### To be done
Output each entry that follows exactly. Images stay out.

### Records supplied
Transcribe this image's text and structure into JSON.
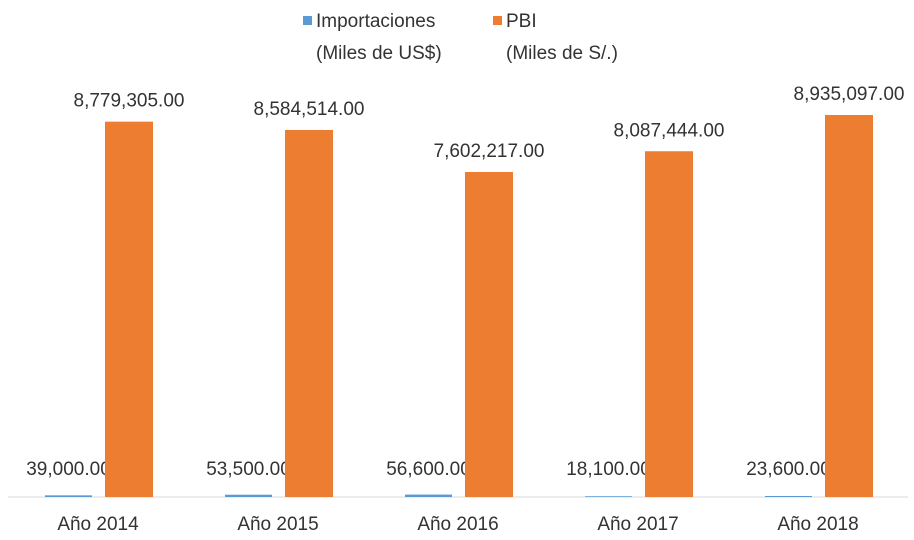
{
  "chart_data": {
    "type": "bar",
    "categories": [
      "Año 2014",
      "Año 2015",
      "Año 2016",
      "Año 2017",
      "Año 2018"
    ],
    "series": [
      {
        "name": "Importaciones (Miles de US$)",
        "color": "#5b9bd5",
        "values": [
          39000,
          53500,
          56600,
          18100,
          23600
        ],
        "value_labels": [
          "39,000.00",
          "53,500.00",
          "56,600.00",
          "18,100.00",
          "23,600.00"
        ]
      },
      {
        "name": "PBI (Miles de S/.)",
        "color": "#ed7d31",
        "values": [
          8779305,
          8584514,
          7602217,
          8087444,
          8935097
        ],
        "value_labels": [
          "8,779,305.00",
          "8,584,514.00",
          "7,602,217.00",
          "8,087,444.00",
          "8,935,097.00"
        ]
      }
    ]
  }
}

### Solution
Transcribe this image's text and structure into JSON.
{
  "chart_data": {
    "type": "bar",
    "categories": [
      "Año 2014",
      "Año 2015",
      "Año 2016",
      "Año 2017",
      "Año 2018"
    ],
    "series": [
      {
        "name": "Importaciones (Miles de US$)",
        "color": "#5b9bd5",
        "values": [
          39000,
          53500,
          56600,
          18100,
          23600
        ],
        "value_labels": [
          "39,000.00",
          "53,500.00",
          "56,600.00",
          "18,100.00",
          "23,600.00"
        ]
      },
      {
        "name": "PBI (Miles de S/.)",
        "color": "#ed7d31",
        "values": [
          8779305,
          8584514,
          7602217,
          8087444,
          8935097
        ],
        "value_labels": [
          "8,779,305.00",
          "8,584,514.00",
          "7,602,217.00",
          "8,087,444.00",
          "8,935,097.00"
        ]
      }
    ]
  }
}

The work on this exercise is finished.